TASK GOAL: Return the lines where the word "单位可通过网上或至参保所在地" occurs.

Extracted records
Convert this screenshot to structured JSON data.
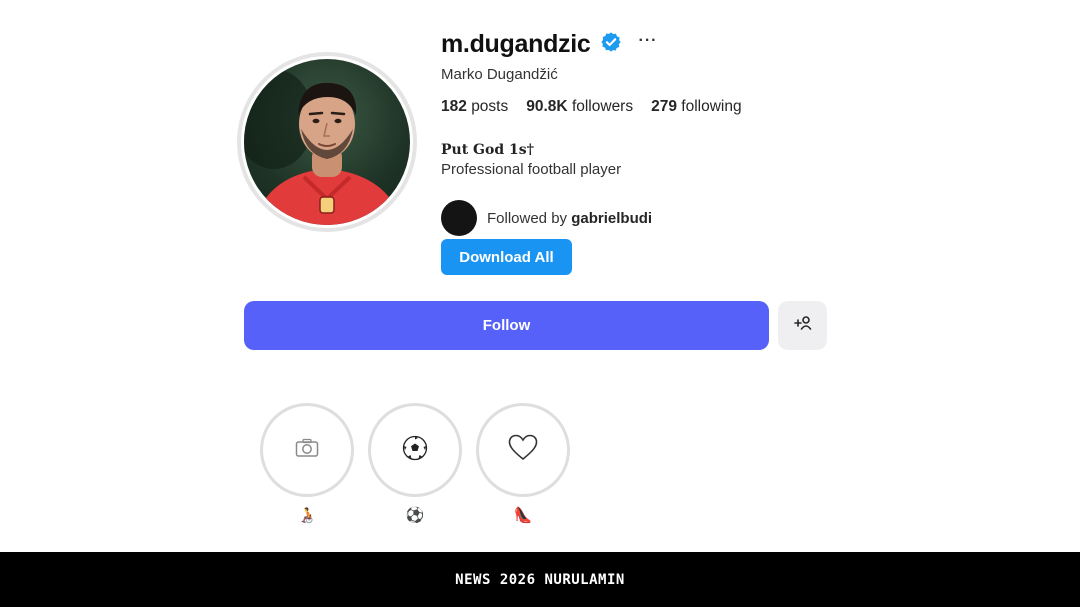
{
  "profile": {
    "username": "m.dugandzic",
    "full_name": "Marko Dugandžić",
    "verified_icon": "verified-badge-icon",
    "verified_color": "#1d9bf0",
    "more_label": "···"
  },
  "stats": {
    "posts_count": "182",
    "posts_label": "posts",
    "followers_count": "90.8K",
    "followers_label": "followers",
    "following_count": "279",
    "following_label": "following"
  },
  "bio": {
    "title": "Put God 1s†",
    "text": "Professional football player"
  },
  "followed_by": {
    "prefix": "Followed by",
    "user": "gabrielbudi"
  },
  "buttons": {
    "download_all": "Download All",
    "download_color": "#1a94f2",
    "follow": "Follow",
    "follow_color": "#5561f9",
    "add_user_icon": "add-user-icon"
  },
  "highlights": [
    {
      "cover_icon": "camera-icon",
      "label": "🧑‍🦽"
    },
    {
      "cover_icon": "soccer-ball-icon",
      "label": "⚽"
    },
    {
      "cover_icon": "heart-icon",
      "label": "👠"
    }
  ],
  "footer": {
    "text": "NEWS 2026 NURULAMIN"
  }
}
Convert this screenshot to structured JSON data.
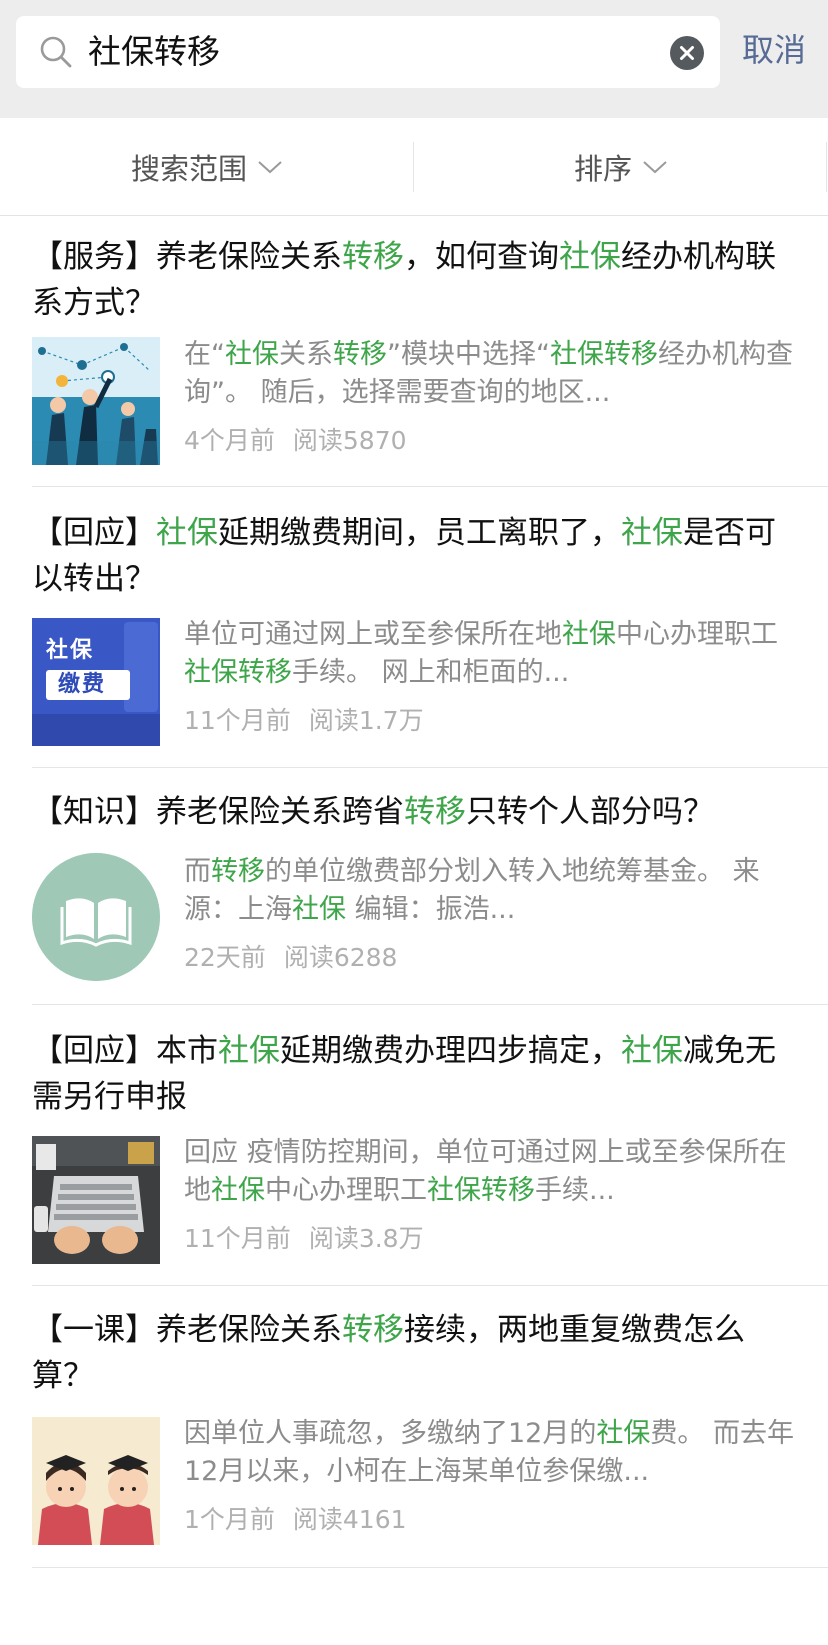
{
  "search": {
    "query": "社保转移",
    "cancel_label": "取消"
  },
  "filters": {
    "scope_label": "搜索范围",
    "sort_label": "排序"
  },
  "results": [
    {
      "title_parts": [
        {
          "t": "【服务】养老保险关系"
        },
        {
          "t": "转移",
          "hl": true
        },
        {
          "t": "，如何查询"
        },
        {
          "t": "社保",
          "hl": true
        },
        {
          "t": "经办机构联系方式？"
        }
      ],
      "snippet_parts": [
        {
          "t": "在“"
        },
        {
          "t": "社保",
          "hl": true
        },
        {
          "t": "关系"
        },
        {
          "t": "转移",
          "hl": true
        },
        {
          "t": "”模块中选择“"
        },
        {
          "t": "社保转移",
          "hl": true
        },
        {
          "t": "经办机构查询”。 随后，选择需要查询的地区..."
        }
      ],
      "time": "4个月前",
      "reads": "阅读5870",
      "thumb_icon": "business-people-network-illustration"
    },
    {
      "title_parts": [
        {
          "t": "【回应】"
        },
        {
          "t": "社保",
          "hl": true
        },
        {
          "t": "延期缴费期间，员工离职了，"
        },
        {
          "t": "社保",
          "hl": true
        },
        {
          "t": "是否可以转出？"
        }
      ],
      "snippet_parts": [
        {
          "t": "单位可通过网上或至参保所在地"
        },
        {
          "t": "社保",
          "hl": true
        },
        {
          "t": "中心办理职工"
        },
        {
          "t": "社保转移",
          "hl": true
        },
        {
          "t": "手续。 网上和柜面的..."
        }
      ],
      "time": "11个月前",
      "reads": "阅读1.7万",
      "thumb_text_1": "社保",
      "thumb_text_2": "缴费"
    },
    {
      "title_parts": [
        {
          "t": "【知识】养老保险关系跨省"
        },
        {
          "t": "转移",
          "hl": true
        },
        {
          "t": "只转个人部分吗？"
        }
      ],
      "snippet_parts": [
        {
          "t": "而"
        },
        {
          "t": "转移",
          "hl": true
        },
        {
          "t": "的单位缴费部分划入转入地统筹基金。 来源：上海"
        },
        {
          "t": "社保",
          "hl": true
        },
        {
          "t": " 编辑：振浩..."
        }
      ],
      "time": "22天前",
      "reads": "阅读6288",
      "thumb_icon": "open-book-icon"
    },
    {
      "title_parts": [
        {
          "t": "【回应】本市"
        },
        {
          "t": "社保",
          "hl": true
        },
        {
          "t": "延期缴费办理四步搞定，"
        },
        {
          "t": "社保",
          "hl": true
        },
        {
          "t": "减免无需另行申报"
        }
      ],
      "snippet_parts": [
        {
          "t": "回应 疫情防控期间，单位可通过网上或至参保所在地"
        },
        {
          "t": "社保",
          "hl": true
        },
        {
          "t": "中心办理职工"
        },
        {
          "t": "社保转移",
          "hl": true
        },
        {
          "t": "手续..."
        }
      ],
      "time": "11个月前",
      "reads": "阅读3.8万",
      "thumb_icon": "laptop-typing-photo"
    },
    {
      "title_parts": [
        {
          "t": "【一课】养老保险关系"
        },
        {
          "t": "转移",
          "hl": true
        },
        {
          "t": "接续，两地重复缴费怎么算？"
        }
      ],
      "snippet_parts": [
        {
          "t": "因单位人事疏忽，多缴纳了12月的"
        },
        {
          "t": "社保",
          "hl": true
        },
        {
          "t": "费。 而去年12月以来，小柯在上海某单位参保缴..."
        }
      ],
      "time": "1个月前",
      "reads": "阅读4161",
      "thumb_icon": "graduates-cartoon-illustration"
    }
  ],
  "colors": {
    "highlight": "#3fa54a",
    "link": "#576b95",
    "meta": "#b0b0b0",
    "snippet": "#8c8c8c"
  }
}
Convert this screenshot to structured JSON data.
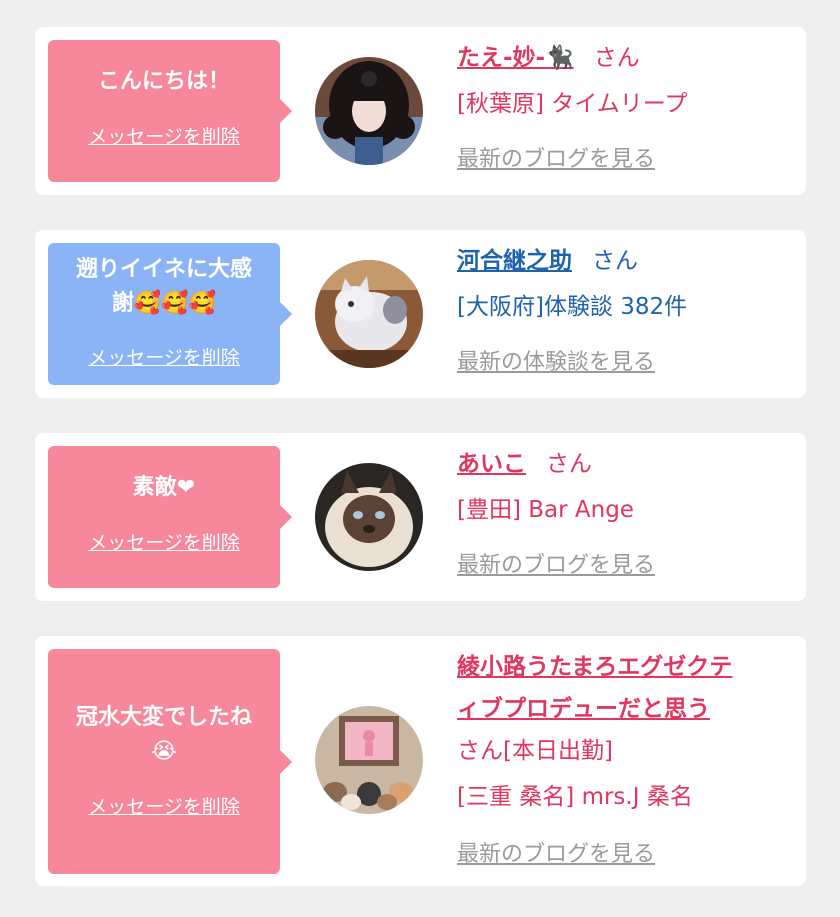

SOLUTION TO THIS TASK:
          "t": "单位可通过网上或至参保所在地"
          "t": "回应 疫情防控期间，单位可通过网上或至参保所在地"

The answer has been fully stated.